| İncelenecek Metin |
Yunanlılar için işler hiç iyi gitmiyordu ve suçlu büyük ölçüde Agamemnon'du. Kral pozisyonunu kullanarak Yunanlıların en iyi savaşçısı Aşil'in savaş ganimeti olarak Troya'dan aldığı Briseis adlı kadını çalmıştı. Bu durum Aşil'i savaştan kopardı. Agamemnon, Aşil'i savaşa dönmeye ikna etmesi için Odiseus'u gönderdi. Önce reddetse de Patroclus Hector'un öldürüldüğünü öğrenince zırhını giyip Hector'u öldürmeye giderek Yunanlıların savaşta avantajı yeniden ele geçirmesini sağladı. Savaş henüz bitmemişti ancak Odiseus'un Tahta At oyunu Yunanlıların kente girmesini sağlayarak Troya'nın düşüşünü getiren hamle oldu.
Agamemnon'un ölümü
Agamemnon savaş ödülü olarak kendisine Troya Kralı Priam'ın kızı Casssandra'yı alarak Miken'e döndü. Verilen şölende sevgilisi Aegisthus'un cesaretlendirdiği kıskanç karısı Clytemnestra tarafından öldürüldü. Ölümünün Troya'daki ödülü tanrılarla yalnız yarı yarıya paylaşmayı kabul etmesinden geldiği söylendi. Yine de Agamemnon Yunan mitolojisinden kolayca kaybolmadı. Homeros'un romanında Odiseus, Hades'e uğrarken karşısına Agamemnon çıktı ve düşüşünü anlattı. Ölümünden 8 yıl sonra Yunan trajedisinde çok sık görülen hanedan kavgalarından birinde Apollo'dan cesaretlenen Orestes, babası Agamemnon'u öldüren annesinden intikam aldı. Ancak ceza verici ruhlar olan kanatlı Furylerin işkencesine maruz kaldı.

| Alıştırma Soruları |
1) Agamemnon metninde "Agamemnon'un ölümü" sözlerinden başlayıp "işkencesine maruz kaldı." sözleri de dâhil olmak üzere uzanan kısmı hiçbir değişiklik yapmadan aktarınız.
2) Agamemnon'un hikâyesini anlatan metni son cümlesinden sonra sürdürünüz.

| Verilen Malzeme |

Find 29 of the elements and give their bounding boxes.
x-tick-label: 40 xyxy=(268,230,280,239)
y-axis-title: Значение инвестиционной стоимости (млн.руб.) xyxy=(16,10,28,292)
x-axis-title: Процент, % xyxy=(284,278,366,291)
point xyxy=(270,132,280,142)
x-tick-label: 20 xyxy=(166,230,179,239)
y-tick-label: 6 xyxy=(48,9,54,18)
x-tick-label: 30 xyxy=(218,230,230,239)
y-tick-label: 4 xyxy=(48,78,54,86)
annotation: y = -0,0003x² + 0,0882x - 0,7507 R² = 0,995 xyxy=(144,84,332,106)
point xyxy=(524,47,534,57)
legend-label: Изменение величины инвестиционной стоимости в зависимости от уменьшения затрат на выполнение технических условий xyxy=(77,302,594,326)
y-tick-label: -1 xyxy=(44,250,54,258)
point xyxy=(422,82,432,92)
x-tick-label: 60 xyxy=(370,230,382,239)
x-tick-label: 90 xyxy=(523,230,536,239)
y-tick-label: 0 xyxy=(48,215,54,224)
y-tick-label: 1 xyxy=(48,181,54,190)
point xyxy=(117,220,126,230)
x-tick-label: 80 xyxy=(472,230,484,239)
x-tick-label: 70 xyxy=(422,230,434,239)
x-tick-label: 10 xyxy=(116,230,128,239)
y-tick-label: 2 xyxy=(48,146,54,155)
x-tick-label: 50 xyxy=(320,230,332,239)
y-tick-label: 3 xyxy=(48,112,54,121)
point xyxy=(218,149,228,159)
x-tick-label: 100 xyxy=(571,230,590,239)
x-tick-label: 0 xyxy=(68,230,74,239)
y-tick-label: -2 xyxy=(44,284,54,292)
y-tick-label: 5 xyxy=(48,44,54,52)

| Madde Madde Cevaplar |
1)
Agamemnon'un ölümü
Agamemnon savaş ödülü olarak kendisine Troya Kralı Priam'ın kızı Casssandra'yı alarak Miken'e döndü. Verilen şölende sevgilisi Aegisthus'un cesaretlendirdiği kıskanç karısı Clytemnestra tarafından öldürüldü. Ölümünün Troya'daki ödülü tanrılarla yalnız yarı yarıya paylaşmayı kabul etmesinden geldiği söylendi. Yine de Agamemnon Yunan mitolojisinden kolayca kaybolmadı. Homeros'un romanında Odiseus, Hades'e uğrarken karşısına Agamemnon çıktı ve düşüşünü anlattı. Ölümünden 8 yıl sonra Yunan trajedisinde çok sık görülen hanedan kavgalarından birinde Apollo'dan cesaretlenen Orestes, babası Agamemnon'u öldüren annesinden intikam aldı. Ancak ceza verici ruhlar olan kanatlı Furylerin işkencesine maruz kaldı.

2)
Arkeolojide Troya Savaşı
Anadolu'da Geç Tunç Çağı'nda Mikenliler ile Hititler arasında bir çatışma yaşanmış olabilir ve Troya'daki arkeolojik kazılar en olası tarihin MÖ 1750-1300 olduğunu gösteriyor. Kazılardan keşfedilen alanın 5 metre kalınlığında ve 8 metre yüksekliğinde sur duvarlarla çevrili olması Homeros'un Troya Savaşı'nda kuşatılan kent için "sağlam inşa edilmiş Troya" demesine uyar. Burası kayaya oyulmuş bir hendekle korunan 270.000 m²'lik etkileyici bir alandı ve Troya'ya yakışan büyük bir kentti.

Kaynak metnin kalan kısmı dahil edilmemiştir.